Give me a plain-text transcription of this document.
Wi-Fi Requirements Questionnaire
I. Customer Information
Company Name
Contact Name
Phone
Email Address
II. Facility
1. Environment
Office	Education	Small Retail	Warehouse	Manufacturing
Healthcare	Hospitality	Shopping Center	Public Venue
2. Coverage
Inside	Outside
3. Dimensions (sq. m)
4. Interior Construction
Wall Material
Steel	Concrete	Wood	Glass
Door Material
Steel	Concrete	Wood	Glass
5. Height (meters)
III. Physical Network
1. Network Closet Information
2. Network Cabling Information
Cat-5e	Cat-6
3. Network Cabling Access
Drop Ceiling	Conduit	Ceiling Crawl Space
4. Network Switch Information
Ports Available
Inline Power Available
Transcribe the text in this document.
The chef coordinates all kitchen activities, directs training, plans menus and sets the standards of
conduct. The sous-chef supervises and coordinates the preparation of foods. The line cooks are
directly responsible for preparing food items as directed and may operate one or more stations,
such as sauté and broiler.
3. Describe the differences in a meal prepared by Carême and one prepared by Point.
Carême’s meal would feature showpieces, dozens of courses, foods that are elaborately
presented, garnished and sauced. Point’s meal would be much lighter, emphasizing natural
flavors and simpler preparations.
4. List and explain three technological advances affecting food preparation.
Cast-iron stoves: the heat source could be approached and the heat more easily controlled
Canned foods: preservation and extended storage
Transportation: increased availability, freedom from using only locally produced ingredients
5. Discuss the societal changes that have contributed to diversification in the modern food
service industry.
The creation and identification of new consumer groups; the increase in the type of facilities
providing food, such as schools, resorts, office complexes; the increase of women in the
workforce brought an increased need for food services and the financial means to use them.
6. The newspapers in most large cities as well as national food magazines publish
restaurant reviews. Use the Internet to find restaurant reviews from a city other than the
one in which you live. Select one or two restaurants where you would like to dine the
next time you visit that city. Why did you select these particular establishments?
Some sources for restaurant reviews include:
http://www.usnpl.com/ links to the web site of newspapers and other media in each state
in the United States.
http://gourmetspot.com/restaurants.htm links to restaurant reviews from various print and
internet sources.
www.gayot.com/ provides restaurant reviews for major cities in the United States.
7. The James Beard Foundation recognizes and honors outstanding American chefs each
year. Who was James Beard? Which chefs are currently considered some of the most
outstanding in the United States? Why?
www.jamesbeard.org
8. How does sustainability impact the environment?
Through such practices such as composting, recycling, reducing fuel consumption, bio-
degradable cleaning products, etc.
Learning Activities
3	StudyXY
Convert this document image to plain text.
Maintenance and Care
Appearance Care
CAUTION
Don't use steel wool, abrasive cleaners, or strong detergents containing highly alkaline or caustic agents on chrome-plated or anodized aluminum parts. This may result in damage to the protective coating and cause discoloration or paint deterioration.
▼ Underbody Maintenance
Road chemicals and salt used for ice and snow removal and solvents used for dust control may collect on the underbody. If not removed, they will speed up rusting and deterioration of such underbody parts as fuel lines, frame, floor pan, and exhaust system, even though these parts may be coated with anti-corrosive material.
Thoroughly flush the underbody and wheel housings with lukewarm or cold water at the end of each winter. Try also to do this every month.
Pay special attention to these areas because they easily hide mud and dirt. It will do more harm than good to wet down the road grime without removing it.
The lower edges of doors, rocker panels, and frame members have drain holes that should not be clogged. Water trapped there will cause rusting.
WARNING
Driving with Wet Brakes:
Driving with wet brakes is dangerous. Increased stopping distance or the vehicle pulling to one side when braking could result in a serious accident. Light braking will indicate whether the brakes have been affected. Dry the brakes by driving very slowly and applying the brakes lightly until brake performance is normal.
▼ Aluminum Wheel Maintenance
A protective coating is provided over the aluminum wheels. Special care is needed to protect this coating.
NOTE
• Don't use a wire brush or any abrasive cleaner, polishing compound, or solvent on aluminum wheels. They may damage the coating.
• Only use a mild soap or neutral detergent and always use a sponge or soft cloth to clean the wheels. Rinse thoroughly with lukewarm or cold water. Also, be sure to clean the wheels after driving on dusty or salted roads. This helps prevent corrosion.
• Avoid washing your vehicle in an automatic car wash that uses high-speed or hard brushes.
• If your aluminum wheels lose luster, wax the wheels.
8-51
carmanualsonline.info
^^^^^^^^^^^^^^^^
> _EXERCISE_
Return all of the entries exactly as they were supplied.

> _ANSWER TO THIS PROBLEM_
Give me a plain-text transcription of this document.
Wi-Fi Requirements Questionnaire
I. Customer Information
Company Name
Contact Name
Phone
Email Address
II. Facility
1. Environment
Office	Education	Small Retail	Warehouse	Manufacturing
Healthcare	Hospitality	Shopping Center	Public Venue
2. Coverage
Inside	Outside
3. Dimensions (sq. m)
4. Interior Construction
Wall Material
Steel	Concrete	Wood	Glass
Door Material
Steel	Concrete	Wood	Glass
5. Height (meters)
III. Physical Network
1. Network Closet Information
2. Network Cabling Information
Cat-5e	Cat-6
3. Network Cabling Access
Drop Ceiling	Conduit	Ceiling Crawl Space
4. Network Switch Information
Ports Available
Inline Power Available
Transcribe the text in this document.
The chef coordinates all kitchen activities, directs training, plans menus and sets the standards of
conduct. The sous-chef supervises and coordinates the preparation of foods. The line cooks are
directly responsible for preparing food items as directed and may operate one or more stations,
such as sauté and broiler.
3. Describe the differences in a meal prepared by Carême and one prepared by Point.
Carême’s meal would feature showpieces, dozens of courses, foods that are elaborately
presented, garnished and sauced. Point’s meal would be much lighter, emphasizing natural
flavors and simpler preparations.
4. List and explain three technological advances affecting food preparation.
Cast-iron stoves: the heat source could be approached and the heat more easily controlled
Canned foods: preservation and extended storage
Transportation: increased availability, freedom from using only locally produced ingredients
5. Discuss the societal changes that have contributed to diversification in the modern food
service industry.
The creation and identification of new consumer groups; the increase in the type of facilities
providing food, such as schools, resorts, office complexes; the increase of women in the
workforce brought an increased need for food services and the financial means to use them.
6. The newspapers in most large cities as well as national food magazines publish
restaurant reviews. Use the Internet to find restaurant reviews from a city other than the
one in which you live. Select one or two restaurants where you would like to dine the
next time you visit that city. Why did you select these particular establishments?
Some sources for restaurant reviews include:
http://www.usnpl.com/ links to the web site of newspapers and other media in each state
in the United States.
http://gourmetspot.com/restaurants.htm links to restaurant reviews from various print and
internet sources.
www.gayot.com/ provides restaurant reviews for major cities in the United States.
7. The James Beard Foundation recognizes and honors outstanding American chefs each
year. Who was James Beard? Which chefs are currently considered some of the most
outstanding in the United States? Why?
www.jamesbeard.org
8. How does sustainability impact the environment?
Through such practices such as composting, recycling, reducing fuel consumption, bio-
degradable cleaning products, etc.
Learning Activities
3	StudyXY
Convert this document image to plain text.
Maintenance and Care
Appearance Care
CAUTION
Don't use steel wool, abrasive cleaners, or strong detergents containing highly alkaline or caustic agents on chrome-plated or anodized aluminum parts. This may result in damage to the protective coating and cause discoloration or paint deterioration.
▼ Underbody Maintenance
Road chemicals and salt used for ice and snow removal and solvents used for dust control may collect on the underbody. If not removed, they will speed up rusting and deterioration of such underbody parts as fuel lines, frame, floor pan, and exhaust system, even though these parts may be coated with anti-corrosive material.
Thoroughly flush the underbody and wheel housings with lukewarm or cold water at the end of each winter. Try also to do this every month.
Pay special attention to these areas because they easily hide mud and dirt. It will do more harm than good to wet down the road grime without removing it.
The lower edges of doors, rocker panels, and frame members have drain holes that should not be clogged. Water trapped there will cause rusting.
WARNING
Driving with Wet Brakes:
Driving with wet brakes is dangerous. Increased stopping distance or the vehicle pulling to one side when braking could result in a serious accident. Light braking will indicate whether the brakes have been affected. Dry the brakes by driving very slowly and applying the brakes lightly until brake performance is normal.
▼ Aluminum Wheel Maintenance
A protective coating is provided over the aluminum wheels. Special care is needed to protect this coating.
NOTE
• Don't use a wire brush or any abrasive cleaner, polishing compound, or solvent on aluminum wheels. They may damage the coating.
• Only use a mild soap or neutral detergent and always use a sponge or soft cloth to clean the wheels. Rinse thoroughly with lukewarm or cold water. Also, be sure to clean the wheels after driving on dusty or salted roads. This helps prevent corrosion.
• Avoid washing your vehicle in an automatic car wash that uses high-speed or hard brushes.
• If your aluminum wheels lose luster, wax the wheels.
8-51
carmanualsonline.info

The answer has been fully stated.